● What the task requires
List each line holding the string "الآن".

───── Extracted data

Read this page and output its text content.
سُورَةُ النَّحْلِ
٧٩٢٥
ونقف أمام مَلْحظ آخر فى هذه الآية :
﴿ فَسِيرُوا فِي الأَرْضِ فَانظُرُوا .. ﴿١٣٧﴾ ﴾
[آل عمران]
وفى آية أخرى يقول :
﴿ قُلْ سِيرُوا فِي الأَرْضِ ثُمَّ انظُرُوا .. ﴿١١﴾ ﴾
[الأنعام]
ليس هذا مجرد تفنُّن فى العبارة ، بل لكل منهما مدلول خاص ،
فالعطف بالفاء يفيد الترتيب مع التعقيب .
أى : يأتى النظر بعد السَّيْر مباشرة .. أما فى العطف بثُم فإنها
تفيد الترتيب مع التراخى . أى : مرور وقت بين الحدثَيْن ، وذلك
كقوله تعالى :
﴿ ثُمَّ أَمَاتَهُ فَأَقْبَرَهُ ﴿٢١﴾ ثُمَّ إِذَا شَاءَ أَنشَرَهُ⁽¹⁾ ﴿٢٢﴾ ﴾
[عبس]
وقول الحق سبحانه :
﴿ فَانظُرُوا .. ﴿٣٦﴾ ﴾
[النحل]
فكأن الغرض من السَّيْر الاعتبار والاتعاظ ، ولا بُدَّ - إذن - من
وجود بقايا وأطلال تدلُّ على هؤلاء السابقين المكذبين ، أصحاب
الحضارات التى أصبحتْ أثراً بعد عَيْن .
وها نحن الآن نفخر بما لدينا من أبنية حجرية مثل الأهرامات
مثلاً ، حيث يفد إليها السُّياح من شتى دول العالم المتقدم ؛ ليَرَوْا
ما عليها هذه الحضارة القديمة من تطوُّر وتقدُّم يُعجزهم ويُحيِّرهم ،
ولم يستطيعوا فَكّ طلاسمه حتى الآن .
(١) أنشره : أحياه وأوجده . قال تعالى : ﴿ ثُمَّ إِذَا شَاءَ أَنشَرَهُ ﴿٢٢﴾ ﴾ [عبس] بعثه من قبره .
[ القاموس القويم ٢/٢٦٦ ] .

──────────

● Correct answer
وها نحن الآن نفخر بما لدينا من أبنية حجرية مثل الأهرامات
ولم يستطيعوا فَكّ طلاسمه حتى الآن .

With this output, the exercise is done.